Structured figure records.
▶
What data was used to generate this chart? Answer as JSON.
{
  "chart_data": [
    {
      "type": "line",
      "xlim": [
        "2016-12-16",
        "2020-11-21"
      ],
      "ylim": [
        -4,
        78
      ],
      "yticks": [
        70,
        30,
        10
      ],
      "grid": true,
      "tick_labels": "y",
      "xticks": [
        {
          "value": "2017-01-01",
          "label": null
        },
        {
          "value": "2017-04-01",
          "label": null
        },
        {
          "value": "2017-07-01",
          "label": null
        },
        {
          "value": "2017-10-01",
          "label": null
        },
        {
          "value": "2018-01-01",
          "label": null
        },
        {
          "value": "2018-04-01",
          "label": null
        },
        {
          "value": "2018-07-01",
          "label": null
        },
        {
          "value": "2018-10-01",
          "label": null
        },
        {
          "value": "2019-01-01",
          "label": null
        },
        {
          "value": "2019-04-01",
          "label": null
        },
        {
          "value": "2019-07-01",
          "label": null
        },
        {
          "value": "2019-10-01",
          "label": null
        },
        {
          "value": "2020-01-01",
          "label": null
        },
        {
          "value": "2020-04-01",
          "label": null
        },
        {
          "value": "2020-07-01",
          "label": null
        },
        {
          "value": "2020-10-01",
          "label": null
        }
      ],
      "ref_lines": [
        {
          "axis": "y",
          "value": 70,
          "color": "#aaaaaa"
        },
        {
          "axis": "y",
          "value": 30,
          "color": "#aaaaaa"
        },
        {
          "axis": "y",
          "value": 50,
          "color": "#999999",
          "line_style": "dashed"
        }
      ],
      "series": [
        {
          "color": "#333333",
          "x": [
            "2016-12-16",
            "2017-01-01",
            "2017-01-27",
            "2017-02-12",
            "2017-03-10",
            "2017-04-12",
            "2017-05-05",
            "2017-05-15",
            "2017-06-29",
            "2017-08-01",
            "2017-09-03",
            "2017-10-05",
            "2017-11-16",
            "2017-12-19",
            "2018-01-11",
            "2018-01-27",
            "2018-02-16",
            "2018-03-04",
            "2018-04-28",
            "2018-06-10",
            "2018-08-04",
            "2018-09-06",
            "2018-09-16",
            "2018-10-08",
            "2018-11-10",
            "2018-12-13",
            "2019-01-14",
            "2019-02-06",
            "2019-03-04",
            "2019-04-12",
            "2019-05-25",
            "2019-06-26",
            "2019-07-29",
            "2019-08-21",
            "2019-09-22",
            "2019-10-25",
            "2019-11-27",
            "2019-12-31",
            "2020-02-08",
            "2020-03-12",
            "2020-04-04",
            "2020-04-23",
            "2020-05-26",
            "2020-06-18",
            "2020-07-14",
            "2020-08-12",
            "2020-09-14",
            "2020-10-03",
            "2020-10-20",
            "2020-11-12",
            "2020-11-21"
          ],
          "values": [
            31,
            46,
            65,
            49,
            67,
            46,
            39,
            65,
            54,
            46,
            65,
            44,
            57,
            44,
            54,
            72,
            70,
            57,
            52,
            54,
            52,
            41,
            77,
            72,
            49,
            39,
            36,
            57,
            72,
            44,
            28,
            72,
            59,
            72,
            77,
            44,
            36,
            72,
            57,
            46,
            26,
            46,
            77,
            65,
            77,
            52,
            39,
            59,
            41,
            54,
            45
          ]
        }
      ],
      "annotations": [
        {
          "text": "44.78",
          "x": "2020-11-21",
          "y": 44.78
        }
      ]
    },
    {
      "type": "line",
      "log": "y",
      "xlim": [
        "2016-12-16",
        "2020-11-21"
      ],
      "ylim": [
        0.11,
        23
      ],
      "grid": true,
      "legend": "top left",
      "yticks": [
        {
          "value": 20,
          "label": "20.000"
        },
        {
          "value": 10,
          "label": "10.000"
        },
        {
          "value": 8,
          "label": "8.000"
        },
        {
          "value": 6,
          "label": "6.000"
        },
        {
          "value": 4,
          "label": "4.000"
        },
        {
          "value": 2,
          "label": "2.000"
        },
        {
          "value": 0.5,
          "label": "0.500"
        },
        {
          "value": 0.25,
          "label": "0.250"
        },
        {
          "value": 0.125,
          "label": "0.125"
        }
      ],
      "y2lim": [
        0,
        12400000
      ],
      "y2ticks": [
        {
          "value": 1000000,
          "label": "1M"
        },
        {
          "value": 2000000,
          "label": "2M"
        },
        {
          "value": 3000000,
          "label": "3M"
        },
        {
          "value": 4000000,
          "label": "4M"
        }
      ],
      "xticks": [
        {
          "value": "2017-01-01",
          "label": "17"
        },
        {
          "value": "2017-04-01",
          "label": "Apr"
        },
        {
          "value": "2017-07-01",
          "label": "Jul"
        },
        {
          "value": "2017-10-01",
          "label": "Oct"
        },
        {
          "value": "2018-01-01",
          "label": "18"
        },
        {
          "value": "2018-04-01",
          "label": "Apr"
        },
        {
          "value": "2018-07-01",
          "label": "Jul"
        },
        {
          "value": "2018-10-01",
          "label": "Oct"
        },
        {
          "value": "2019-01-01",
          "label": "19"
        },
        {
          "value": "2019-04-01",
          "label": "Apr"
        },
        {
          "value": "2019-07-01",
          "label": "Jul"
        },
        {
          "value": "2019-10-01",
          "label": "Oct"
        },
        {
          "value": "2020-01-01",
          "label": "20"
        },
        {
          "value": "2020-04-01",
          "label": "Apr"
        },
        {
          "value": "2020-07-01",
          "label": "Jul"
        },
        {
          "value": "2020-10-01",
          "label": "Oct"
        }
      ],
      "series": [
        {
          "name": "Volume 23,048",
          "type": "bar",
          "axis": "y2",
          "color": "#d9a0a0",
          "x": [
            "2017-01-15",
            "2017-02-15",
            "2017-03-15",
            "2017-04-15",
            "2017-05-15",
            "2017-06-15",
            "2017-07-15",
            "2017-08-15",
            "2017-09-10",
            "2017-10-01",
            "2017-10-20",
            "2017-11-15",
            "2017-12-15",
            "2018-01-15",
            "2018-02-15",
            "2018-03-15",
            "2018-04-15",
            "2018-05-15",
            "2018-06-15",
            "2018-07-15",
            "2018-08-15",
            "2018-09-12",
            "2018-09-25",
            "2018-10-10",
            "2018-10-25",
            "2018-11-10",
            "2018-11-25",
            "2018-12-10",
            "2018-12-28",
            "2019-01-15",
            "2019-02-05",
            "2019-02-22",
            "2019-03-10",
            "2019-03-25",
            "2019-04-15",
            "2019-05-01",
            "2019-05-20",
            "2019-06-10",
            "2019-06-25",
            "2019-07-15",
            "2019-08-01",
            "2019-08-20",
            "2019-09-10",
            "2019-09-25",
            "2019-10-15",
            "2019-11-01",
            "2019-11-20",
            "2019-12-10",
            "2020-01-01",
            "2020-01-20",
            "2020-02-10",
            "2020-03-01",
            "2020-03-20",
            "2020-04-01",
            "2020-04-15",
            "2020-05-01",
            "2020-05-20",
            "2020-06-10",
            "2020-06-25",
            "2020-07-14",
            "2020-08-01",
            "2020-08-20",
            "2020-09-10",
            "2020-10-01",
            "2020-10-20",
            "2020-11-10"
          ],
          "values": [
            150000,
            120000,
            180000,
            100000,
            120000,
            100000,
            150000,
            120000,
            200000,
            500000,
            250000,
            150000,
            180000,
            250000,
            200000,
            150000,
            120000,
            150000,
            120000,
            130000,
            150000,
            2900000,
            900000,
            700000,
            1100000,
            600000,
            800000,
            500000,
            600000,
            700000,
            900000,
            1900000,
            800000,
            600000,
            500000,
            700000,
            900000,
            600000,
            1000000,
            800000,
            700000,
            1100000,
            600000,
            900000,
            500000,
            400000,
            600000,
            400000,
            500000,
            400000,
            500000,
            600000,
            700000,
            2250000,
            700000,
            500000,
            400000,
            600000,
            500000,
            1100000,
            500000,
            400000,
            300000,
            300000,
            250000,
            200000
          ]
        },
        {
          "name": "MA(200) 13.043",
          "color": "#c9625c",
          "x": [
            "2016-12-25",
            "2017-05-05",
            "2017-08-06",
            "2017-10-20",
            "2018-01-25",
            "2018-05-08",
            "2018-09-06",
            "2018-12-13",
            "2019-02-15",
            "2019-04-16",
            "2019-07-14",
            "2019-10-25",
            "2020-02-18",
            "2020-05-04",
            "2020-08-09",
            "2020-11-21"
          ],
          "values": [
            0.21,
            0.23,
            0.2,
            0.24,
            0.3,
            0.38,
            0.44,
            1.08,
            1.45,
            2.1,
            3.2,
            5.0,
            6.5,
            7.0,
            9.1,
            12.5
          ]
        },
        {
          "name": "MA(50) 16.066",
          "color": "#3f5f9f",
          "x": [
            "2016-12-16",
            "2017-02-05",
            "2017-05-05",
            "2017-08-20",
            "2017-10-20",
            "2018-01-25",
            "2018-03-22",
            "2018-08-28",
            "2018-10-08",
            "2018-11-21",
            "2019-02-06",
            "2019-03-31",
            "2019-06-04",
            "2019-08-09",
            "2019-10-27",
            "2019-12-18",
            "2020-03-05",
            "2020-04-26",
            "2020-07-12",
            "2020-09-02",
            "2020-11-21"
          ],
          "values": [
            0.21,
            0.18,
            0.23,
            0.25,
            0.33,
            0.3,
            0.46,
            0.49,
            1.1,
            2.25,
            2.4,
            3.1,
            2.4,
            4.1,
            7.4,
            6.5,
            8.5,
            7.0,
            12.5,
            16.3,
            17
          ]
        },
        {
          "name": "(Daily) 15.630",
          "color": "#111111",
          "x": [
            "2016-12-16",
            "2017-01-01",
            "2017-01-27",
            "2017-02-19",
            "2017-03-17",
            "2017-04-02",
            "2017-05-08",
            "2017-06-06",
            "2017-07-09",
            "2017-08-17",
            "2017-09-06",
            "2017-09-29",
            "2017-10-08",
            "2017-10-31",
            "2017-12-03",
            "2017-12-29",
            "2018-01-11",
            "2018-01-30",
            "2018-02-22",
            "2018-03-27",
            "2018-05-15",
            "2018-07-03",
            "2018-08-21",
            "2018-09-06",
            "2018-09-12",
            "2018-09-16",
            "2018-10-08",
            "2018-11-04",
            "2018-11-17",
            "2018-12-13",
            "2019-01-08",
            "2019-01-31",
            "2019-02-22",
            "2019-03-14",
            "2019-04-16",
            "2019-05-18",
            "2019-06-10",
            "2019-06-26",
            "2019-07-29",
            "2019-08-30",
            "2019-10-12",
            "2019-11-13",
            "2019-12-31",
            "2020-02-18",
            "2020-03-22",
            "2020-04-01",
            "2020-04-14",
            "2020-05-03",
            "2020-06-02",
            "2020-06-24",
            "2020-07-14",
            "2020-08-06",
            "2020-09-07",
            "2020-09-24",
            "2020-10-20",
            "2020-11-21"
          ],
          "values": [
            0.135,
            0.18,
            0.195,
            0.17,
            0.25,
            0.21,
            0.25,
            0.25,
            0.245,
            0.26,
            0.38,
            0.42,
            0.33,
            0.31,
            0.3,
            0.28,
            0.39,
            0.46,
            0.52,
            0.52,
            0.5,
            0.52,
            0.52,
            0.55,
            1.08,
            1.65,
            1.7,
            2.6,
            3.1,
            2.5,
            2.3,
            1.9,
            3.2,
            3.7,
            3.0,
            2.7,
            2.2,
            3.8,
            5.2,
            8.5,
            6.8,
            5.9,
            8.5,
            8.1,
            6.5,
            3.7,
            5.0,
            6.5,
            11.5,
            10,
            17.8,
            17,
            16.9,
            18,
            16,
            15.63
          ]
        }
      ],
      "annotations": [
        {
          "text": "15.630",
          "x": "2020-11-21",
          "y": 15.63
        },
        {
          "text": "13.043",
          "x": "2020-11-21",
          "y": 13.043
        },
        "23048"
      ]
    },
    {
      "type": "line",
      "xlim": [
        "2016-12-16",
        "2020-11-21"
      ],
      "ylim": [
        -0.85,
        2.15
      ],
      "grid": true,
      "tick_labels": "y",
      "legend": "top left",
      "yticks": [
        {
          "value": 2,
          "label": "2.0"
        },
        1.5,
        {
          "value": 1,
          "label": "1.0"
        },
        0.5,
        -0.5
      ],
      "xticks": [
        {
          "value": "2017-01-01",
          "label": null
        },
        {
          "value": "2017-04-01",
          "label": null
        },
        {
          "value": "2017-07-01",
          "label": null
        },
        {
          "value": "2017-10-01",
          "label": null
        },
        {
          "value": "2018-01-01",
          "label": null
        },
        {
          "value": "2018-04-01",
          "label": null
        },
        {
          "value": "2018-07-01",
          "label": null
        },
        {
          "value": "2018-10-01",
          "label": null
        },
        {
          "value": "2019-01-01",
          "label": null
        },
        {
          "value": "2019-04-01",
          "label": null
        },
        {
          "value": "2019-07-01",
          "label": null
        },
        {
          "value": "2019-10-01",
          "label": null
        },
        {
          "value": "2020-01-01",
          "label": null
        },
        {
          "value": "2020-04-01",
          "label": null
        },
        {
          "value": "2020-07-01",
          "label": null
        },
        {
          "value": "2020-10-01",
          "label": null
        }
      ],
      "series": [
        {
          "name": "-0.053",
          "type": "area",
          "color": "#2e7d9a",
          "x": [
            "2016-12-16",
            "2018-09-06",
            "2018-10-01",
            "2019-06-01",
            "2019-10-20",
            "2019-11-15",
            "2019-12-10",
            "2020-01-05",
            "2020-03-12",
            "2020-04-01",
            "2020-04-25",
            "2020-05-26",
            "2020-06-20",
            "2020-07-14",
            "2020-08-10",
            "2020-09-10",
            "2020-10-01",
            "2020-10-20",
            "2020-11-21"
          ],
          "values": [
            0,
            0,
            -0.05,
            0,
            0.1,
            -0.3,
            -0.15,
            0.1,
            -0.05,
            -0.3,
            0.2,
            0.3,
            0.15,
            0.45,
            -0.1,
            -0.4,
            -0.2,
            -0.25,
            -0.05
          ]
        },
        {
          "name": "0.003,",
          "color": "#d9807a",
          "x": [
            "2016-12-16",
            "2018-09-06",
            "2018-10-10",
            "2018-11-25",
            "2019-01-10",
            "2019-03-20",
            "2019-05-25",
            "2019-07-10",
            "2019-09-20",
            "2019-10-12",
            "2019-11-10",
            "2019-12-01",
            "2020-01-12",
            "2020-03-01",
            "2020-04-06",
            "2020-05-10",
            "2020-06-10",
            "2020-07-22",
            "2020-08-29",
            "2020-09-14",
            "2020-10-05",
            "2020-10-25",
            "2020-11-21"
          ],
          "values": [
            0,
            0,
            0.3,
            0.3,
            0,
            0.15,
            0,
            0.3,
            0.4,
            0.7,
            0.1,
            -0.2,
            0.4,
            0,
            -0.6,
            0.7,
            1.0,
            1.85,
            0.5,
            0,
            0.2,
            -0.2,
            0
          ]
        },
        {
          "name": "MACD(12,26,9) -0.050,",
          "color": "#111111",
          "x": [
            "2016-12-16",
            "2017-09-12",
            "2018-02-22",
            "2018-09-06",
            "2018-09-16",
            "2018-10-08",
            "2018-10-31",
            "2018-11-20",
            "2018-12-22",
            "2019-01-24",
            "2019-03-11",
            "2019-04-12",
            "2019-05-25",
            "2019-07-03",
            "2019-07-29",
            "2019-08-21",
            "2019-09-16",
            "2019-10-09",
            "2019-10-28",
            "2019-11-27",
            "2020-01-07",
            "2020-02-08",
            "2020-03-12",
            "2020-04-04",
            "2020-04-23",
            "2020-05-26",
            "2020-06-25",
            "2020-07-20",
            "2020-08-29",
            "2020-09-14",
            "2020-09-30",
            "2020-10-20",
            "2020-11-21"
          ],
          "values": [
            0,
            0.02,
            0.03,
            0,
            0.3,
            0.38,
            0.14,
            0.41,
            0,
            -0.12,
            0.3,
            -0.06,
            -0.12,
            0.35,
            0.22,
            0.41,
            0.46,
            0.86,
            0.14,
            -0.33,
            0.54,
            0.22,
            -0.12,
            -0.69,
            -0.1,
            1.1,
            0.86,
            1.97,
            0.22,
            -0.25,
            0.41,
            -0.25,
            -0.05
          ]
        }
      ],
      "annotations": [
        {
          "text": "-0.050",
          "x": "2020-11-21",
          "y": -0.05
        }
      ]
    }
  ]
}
◀
Check each line in the records for the word "name" and say how many have it, with nothing else.

RESPONSE TO THE EXERCISE.
7